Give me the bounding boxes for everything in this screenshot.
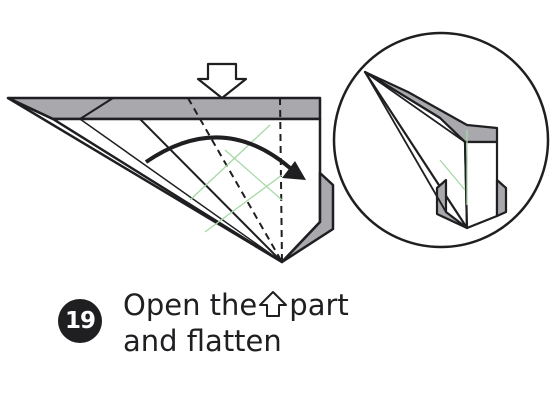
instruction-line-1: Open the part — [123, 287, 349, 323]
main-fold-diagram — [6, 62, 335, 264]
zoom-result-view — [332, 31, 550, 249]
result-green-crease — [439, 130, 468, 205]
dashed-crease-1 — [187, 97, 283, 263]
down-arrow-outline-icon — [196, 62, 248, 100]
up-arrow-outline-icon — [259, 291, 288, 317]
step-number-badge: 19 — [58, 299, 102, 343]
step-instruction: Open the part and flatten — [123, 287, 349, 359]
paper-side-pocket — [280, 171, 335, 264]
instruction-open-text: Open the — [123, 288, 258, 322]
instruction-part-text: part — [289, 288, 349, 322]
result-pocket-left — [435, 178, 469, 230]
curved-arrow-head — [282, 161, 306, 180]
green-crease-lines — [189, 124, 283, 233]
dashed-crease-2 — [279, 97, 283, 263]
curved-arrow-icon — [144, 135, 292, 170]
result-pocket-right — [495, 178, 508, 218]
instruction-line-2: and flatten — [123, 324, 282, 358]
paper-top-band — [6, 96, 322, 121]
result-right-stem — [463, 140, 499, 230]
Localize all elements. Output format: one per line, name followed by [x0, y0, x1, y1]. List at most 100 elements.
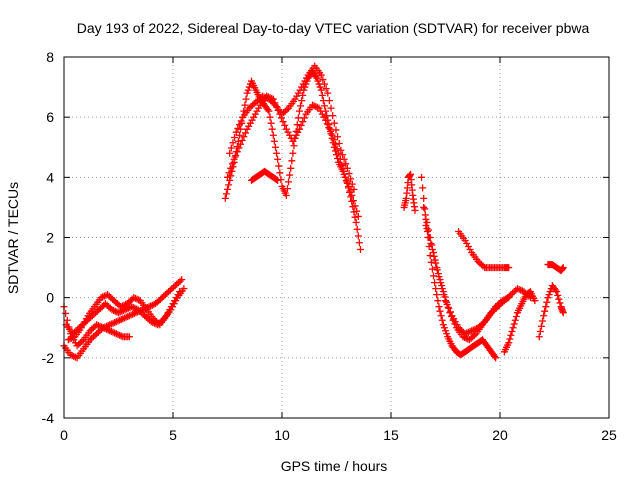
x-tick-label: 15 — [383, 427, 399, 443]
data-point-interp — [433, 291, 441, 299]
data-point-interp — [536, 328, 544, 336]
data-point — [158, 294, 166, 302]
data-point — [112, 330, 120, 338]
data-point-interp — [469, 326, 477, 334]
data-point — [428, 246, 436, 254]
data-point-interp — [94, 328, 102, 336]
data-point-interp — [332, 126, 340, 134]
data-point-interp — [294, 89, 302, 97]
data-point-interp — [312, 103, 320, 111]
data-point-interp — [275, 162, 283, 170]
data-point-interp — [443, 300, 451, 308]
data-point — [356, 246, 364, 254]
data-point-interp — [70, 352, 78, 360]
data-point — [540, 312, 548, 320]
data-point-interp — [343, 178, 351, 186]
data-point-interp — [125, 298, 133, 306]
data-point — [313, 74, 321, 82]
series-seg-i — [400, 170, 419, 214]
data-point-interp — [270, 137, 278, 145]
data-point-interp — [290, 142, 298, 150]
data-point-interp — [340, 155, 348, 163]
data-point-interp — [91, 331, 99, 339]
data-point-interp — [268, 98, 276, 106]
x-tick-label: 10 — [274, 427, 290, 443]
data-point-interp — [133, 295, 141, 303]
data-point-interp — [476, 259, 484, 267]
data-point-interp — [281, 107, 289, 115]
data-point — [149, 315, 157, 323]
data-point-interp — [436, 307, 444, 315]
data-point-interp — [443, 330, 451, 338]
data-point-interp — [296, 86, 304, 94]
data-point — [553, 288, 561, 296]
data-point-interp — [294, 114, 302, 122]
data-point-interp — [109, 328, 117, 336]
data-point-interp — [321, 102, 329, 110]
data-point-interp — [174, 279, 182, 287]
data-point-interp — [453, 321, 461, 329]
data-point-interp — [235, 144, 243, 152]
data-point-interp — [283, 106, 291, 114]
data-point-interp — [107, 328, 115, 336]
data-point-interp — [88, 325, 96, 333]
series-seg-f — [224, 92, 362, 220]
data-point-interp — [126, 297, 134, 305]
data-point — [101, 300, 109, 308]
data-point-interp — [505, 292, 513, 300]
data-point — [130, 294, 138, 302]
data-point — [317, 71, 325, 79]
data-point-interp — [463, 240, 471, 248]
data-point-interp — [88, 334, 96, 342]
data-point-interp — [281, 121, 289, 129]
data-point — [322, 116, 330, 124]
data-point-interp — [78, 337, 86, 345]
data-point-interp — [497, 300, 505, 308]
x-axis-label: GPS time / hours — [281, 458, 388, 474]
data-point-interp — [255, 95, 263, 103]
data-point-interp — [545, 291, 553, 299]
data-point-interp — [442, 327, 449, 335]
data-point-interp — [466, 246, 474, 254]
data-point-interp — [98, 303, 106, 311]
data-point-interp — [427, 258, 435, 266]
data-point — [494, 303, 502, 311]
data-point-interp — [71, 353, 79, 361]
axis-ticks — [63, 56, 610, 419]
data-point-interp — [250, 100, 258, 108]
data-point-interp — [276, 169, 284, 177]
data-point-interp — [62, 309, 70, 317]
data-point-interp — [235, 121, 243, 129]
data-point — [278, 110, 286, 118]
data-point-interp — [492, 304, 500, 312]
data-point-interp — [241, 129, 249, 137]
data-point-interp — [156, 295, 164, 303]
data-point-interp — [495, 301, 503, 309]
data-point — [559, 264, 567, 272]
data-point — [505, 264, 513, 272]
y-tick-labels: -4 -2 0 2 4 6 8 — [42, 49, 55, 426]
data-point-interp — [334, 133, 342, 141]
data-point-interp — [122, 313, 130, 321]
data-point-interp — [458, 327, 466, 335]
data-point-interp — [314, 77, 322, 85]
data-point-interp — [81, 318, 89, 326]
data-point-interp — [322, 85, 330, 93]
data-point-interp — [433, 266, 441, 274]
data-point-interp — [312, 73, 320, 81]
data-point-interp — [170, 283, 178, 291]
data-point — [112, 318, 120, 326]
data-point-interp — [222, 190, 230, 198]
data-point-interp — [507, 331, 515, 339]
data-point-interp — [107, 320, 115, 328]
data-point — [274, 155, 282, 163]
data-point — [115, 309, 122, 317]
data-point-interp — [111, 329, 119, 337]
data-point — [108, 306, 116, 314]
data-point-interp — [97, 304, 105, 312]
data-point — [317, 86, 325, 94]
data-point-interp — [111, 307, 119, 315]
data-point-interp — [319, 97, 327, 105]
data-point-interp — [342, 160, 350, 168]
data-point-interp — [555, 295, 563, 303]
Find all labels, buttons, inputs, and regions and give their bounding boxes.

= = = = =

Reproduce all of the data above word for word, leaving out the pictures.

• **EXERCISE RESPONSE**
Give me the bounding boxes for everything in this screenshot.
instruction-line-1: Open the part — [123, 287, 349, 323]
main-fold-diagram — [6, 62, 335, 264]
zoom-result-view — [332, 31, 550, 249]
result-green-crease — [439, 130, 468, 205]
dashed-crease-1 — [187, 97, 283, 263]
down-arrow-outline-icon — [196, 62, 248, 100]
up-arrow-outline-icon — [259, 291, 288, 317]
step-number-badge: 19 — [58, 299, 102, 343]
step-instruction: Open the part and flatten — [123, 287, 349, 359]
paper-side-pocket — [280, 171, 335, 264]
instruction-open-text: Open the — [123, 288, 258, 322]
instruction-part-text: part — [289, 288, 349, 322]
result-pocket-left — [435, 178, 469, 230]
curved-arrow-head — [282, 161, 306, 180]
green-crease-lines — [189, 124, 283, 233]
dashed-crease-2 — [279, 97, 283, 263]
curved-arrow-icon — [144, 135, 292, 170]
result-pocket-right — [495, 178, 508, 218]
instruction-line-2: and flatten — [123, 324, 282, 358]
paper-top-band — [6, 96, 322, 121]
result-right-stem — [463, 140, 499, 230]
Localize all elements. Output format: one per line, name followed by [x0, y0, x1, y1]. List at most 100 elements.
x-tick-label: 15 — [383, 427, 399, 443]
data-point-interp — [433, 291, 441, 299]
data-point-interp — [536, 328, 544, 336]
data-point — [158, 294, 166, 302]
data-point — [112, 330, 120, 338]
data-point-interp — [469, 326, 477, 334]
data-point — [428, 246, 436, 254]
data-point-interp — [94, 328, 102, 336]
data-point-interp — [332, 126, 340, 134]
data-point-interp — [294, 89, 302, 97]
data-point-interp — [312, 103, 320, 111]
data-point-interp — [275, 162, 283, 170]
data-point-interp — [443, 300, 451, 308]
data-point — [356, 246, 364, 254]
data-point-interp — [70, 352, 78, 360]
data-point — [540, 312, 548, 320]
data-point-interp — [343, 178, 351, 186]
data-point-interp — [125, 298, 133, 306]
data-point — [313, 74, 321, 82]
series-seg-i — [400, 170, 419, 214]
data-point-interp — [270, 137, 278, 145]
data-point-interp — [290, 142, 298, 150]
data-point-interp — [340, 155, 348, 163]
data-point-interp — [91, 331, 99, 339]
data-point-interp — [268, 98, 276, 106]
x-tick-label: 10 — [274, 427, 290, 443]
data-point-interp — [133, 295, 141, 303]
data-point-interp — [476, 259, 484, 267]
data-point-interp — [281, 107, 289, 115]
data-point — [149, 315, 157, 323]
data-point-interp — [436, 307, 444, 315]
data-point-interp — [443, 330, 451, 338]
data-point-interp — [296, 86, 304, 94]
data-point — [553, 288, 561, 296]
data-point-interp — [294, 114, 302, 122]
data-point-interp — [109, 328, 117, 336]
data-point-interp — [321, 102, 329, 110]
data-point-interp — [174, 279, 182, 287]
data-point-interp — [453, 321, 461, 329]
data-point-interp — [235, 144, 243, 152]
data-point-interp — [283, 106, 291, 114]
data-point-interp — [107, 328, 115, 336]
data-point-interp — [88, 325, 96, 333]
series-seg-f — [224, 92, 362, 220]
data-point-interp — [126, 297, 134, 305]
data-point — [101, 300, 109, 308]
data-point-interp — [505, 292, 513, 300]
data-point — [130, 294, 138, 302]
data-point — [317, 71, 325, 79]
data-point-interp — [463, 240, 471, 248]
data-point-interp — [88, 334, 96, 342]
data-point-interp — [281, 121, 289, 129]
data-point — [322, 116, 330, 124]
data-point-interp — [78, 337, 86, 345]
data-point-interp — [497, 300, 505, 308]
x-axis-label: GPS time / hours — [281, 458, 388, 474]
data-point-interp — [255, 95, 263, 103]
data-point-interp — [545, 291, 553, 299]
data-point-interp — [442, 327, 449, 335]
data-point-interp — [466, 246, 474, 254]
data-point-interp — [98, 303, 106, 311]
data-point-interp — [427, 258, 435, 266]
data-point — [494, 303, 502, 311]
data-point-interp — [71, 353, 79, 361]
axis-ticks — [63, 56, 610, 419]
data-point-interp — [250, 100, 258, 108]
data-point-interp — [276, 169, 284, 177]
data-point-interp — [62, 309, 70, 317]
data-point-interp — [235, 121, 243, 129]
data-point — [278, 110, 286, 118]
data-point-interp — [492, 304, 500, 312]
data-point-interp — [241, 129, 249, 137]
data-point-interp — [156, 295, 164, 303]
data-point-interp — [495, 301, 503, 309]
data-point — [559, 264, 567, 272]
data-point — [505, 264, 513, 272]
y-tick-labels: -4 -2 0 2 4 6 8 — [42, 49, 55, 426]
data-point-interp — [334, 133, 342, 141]
data-point-interp — [122, 313, 130, 321]
data-point-interp — [458, 327, 466, 335]
data-point-interp — [314, 77, 322, 85]
data-point-interp — [81, 318, 89, 326]
data-point-interp — [322, 85, 330, 93]
data-point-interp — [433, 266, 441, 274]
data-point-interp — [312, 73, 320, 81]
data-point-interp — [170, 283, 178, 291]
data-point — [112, 318, 120, 326]
data-point-interp — [222, 190, 230, 198]
data-point-interp — [507, 331, 515, 339]
data-point-interp — [107, 320, 115, 328]
data-point — [274, 155, 282, 163]
data-point — [115, 309, 122, 317]
data-point-interp — [111, 329, 119, 337]
data-point — [108, 306, 116, 314]
data-point-interp — [97, 304, 105, 312]
data-point — [317, 86, 325, 94]
data-point-interp — [111, 307, 119, 315]
data-point-interp — [319, 97, 327, 105]
data-point-interp — [342, 160, 350, 168]
data-point-interp — [555, 295, 563, 303]
Find all labels, buttons, inputs, and regions and give their bounding boxes.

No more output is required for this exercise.